_WHAT YOU SHOULD DO_: List each line of the data in which the string "privé" appears.

_MATERIAL SUPPLIED_:
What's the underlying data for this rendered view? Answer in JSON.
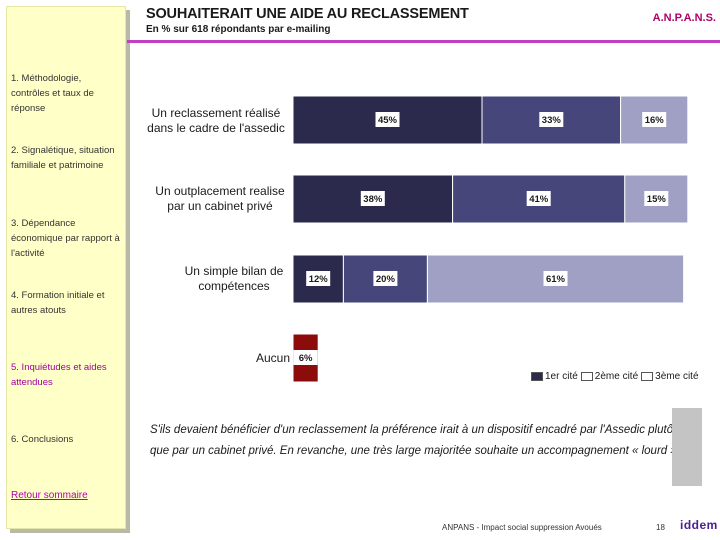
{
  "sidebar": {
    "items": [
      {
        "label": "1. Méthodologie, contrôles et taux de réponse"
      },
      {
        "label": "2. Signalétique, situation familiale et patrimoine"
      },
      {
        "label": "3. Dépendance économique par rapport à l'activité"
      },
      {
        "label": "4. Formation initiale et autres atouts"
      },
      {
        "label": "5. Inquiétudes et aides attendues"
      },
      {
        "label": "6. Conclusions"
      }
    ],
    "back_link": "Retour sommaire"
  },
  "header": {
    "title": "SOUHAITERAIT UNE AIDE AU RECLASSEMENT",
    "subtitle": "En % sur 618 répondants par e-mailing",
    "brand": "A.N.P.A.N.S."
  },
  "chart_data": {
    "type": "bar",
    "orientation": "horizontal",
    "stacked": true,
    "categories": [
      "Un reclassement réalisé dans le cadre de l'assedic",
      "Un outplacement realise par un cabinet privé",
      "Un simple bilan de compétences",
      "Aucun"
    ],
    "series": [
      {
        "name": "1er cité",
        "values": [
          45,
          38,
          12,
          6
        ],
        "labels": [
          "45%",
          "38%",
          "12%",
          "6%"
        ]
      },
      {
        "name": "2ème cité",
        "values": [
          33,
          41,
          20,
          null
        ],
        "labels": [
          "33%",
          "41%",
          "20%",
          ""
        ]
      },
      {
        "name": "3ème cité",
        "values": [
          16,
          15,
          61,
          null
        ],
        "labels": [
          "16%",
          "15%",
          "61%",
          ""
        ]
      }
    ],
    "colors": {
      "series": [
        "#2b2a4c",
        "#46467a",
        "#a0a0c4"
      ],
      "aucun": "#8c0c0c"
    },
    "legend_position": "bottom-right",
    "grid": false
  },
  "legend": {
    "items": [
      "1er cité",
      "2ème cité",
      "3ème cité"
    ]
  },
  "quote": {
    "text": "S'ils devaient bénéficier d'un reclassement la préférence irait à un dispositif encadré par l'Assedic plutôt que par un cabinet privé. En revanche, une très large majoritée souhaite un accompagnement « lourd »."
  },
  "footer": {
    "text": "ANPANS - Impact social suppression Avoués",
    "page": "18",
    "logo": "iddem"
  }
}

_SOLUTION TO THE EXERCISE_:
      "Un outplacement realise par un cabinet privé",
    "text": "S'ils devaient bénéficier d'un reclassement la préférence irait à un dispositif encadré par l'Assedic plutôt que par un cabinet privé. En revanche, une très large majoritée souhaite un accompagnement « lourd »."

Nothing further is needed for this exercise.